Given task:
Will you output all of the data below exactly, omitting the images?

[start The records]

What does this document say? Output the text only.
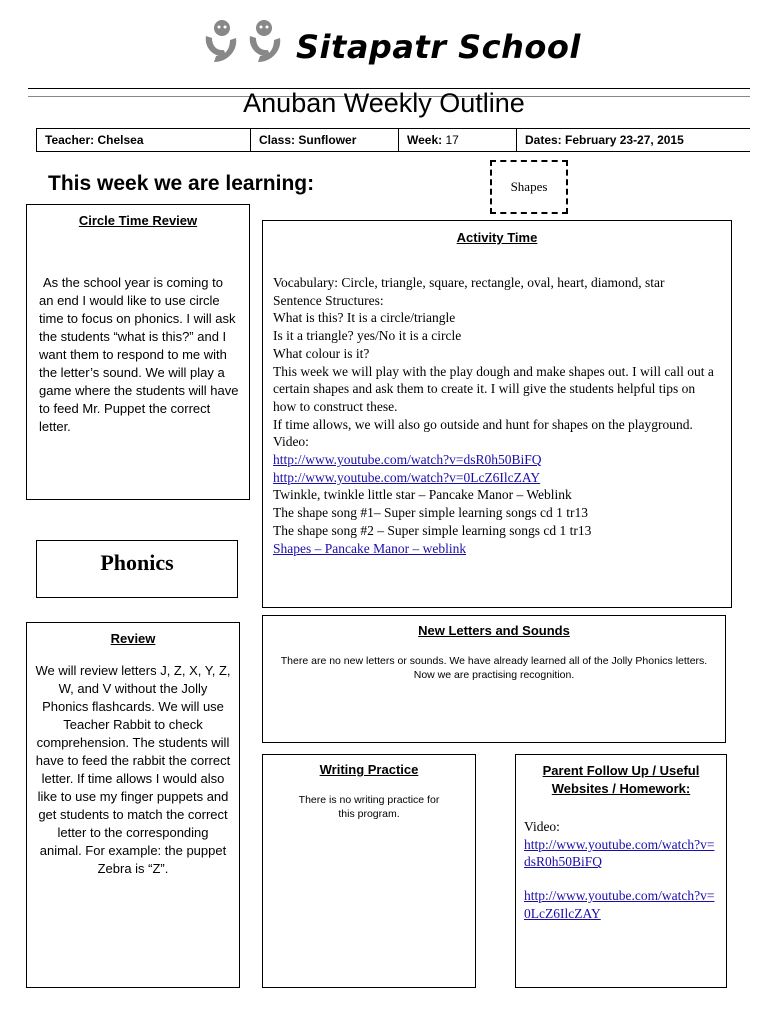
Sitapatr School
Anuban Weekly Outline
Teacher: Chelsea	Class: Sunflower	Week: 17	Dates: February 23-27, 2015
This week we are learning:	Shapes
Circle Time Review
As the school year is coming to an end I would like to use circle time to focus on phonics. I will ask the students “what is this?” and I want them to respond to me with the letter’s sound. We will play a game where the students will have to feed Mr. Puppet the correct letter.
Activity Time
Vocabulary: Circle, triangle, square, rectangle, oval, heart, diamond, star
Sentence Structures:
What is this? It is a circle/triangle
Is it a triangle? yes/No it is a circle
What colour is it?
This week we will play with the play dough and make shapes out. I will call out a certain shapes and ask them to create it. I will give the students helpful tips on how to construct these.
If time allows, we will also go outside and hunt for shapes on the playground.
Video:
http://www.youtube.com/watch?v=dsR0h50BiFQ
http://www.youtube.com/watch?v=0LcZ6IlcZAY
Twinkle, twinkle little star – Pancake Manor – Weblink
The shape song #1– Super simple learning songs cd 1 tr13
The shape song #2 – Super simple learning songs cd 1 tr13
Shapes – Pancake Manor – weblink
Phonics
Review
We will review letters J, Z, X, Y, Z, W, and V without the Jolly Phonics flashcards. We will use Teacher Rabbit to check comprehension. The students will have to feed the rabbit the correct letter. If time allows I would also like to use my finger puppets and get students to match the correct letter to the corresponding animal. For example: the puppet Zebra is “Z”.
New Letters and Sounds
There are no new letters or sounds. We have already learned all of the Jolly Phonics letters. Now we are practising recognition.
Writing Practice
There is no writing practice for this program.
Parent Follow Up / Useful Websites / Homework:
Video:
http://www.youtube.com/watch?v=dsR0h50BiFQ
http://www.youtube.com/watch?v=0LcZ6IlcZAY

[end The records]

Written reply:
What does this document say? Output the text only.
Sitapatr School
Anuban Weekly Outline
Teacher: Chelsea	Class: Sunflower	Week: 17	Dates: February 23-27, 2015
This week we are learning:	Shapes
Circle Time Review
As the school year is coming to an end I would like to use circle time to focus on phonics. I will ask the students “what is this?” and I want them to respond to me with the letter’s sound. We will play a game where the students will have to feed Mr. Puppet the correct letter.
Activity Time
Vocabulary: Circle, triangle, square, rectangle, oval, heart, diamond, star
Sentence Structures:
What is this? It is a circle/triangle
Is it a triangle? yes/No it is a circle
What colour is it?
This week we will play with the play dough and make shapes out. I will call out a certain shapes and ask them to create it. I will give the students helpful tips on how to construct these.
If time allows, we will also go outside and hunt for shapes on the playground.
Video:
http://www.youtube.com/watch?v=dsR0h50BiFQ
http://www.youtube.com/watch?v=0LcZ6IlcZAY
Twinkle, twinkle little star – Pancake Manor – Weblink
The shape song #1– Super simple learning songs cd 1 tr13
The shape song #2 – Super simple learning songs cd 1 tr13
Shapes – Pancake Manor – weblink
Phonics
Review
We will review letters J, Z, X, Y, Z, W, and V without the Jolly Phonics flashcards. We will use Teacher Rabbit to check comprehension. The students will have to feed the rabbit the correct letter. If time allows I would also like to use my finger puppets and get students to match the correct letter to the corresponding animal. For example: the puppet Zebra is “Z”.
New Letters and Sounds
There are no new letters or sounds. We have already learned all of the Jolly Phonics letters. Now we are practising recognition.
Writing Practice
There is no writing practice for this program.
Parent Follow Up / Useful Websites / Homework:
Video:
http://www.youtube.com/watch?v=dsR0h50BiFQ
http://www.youtube.com/watch?v=0LcZ6IlcZAY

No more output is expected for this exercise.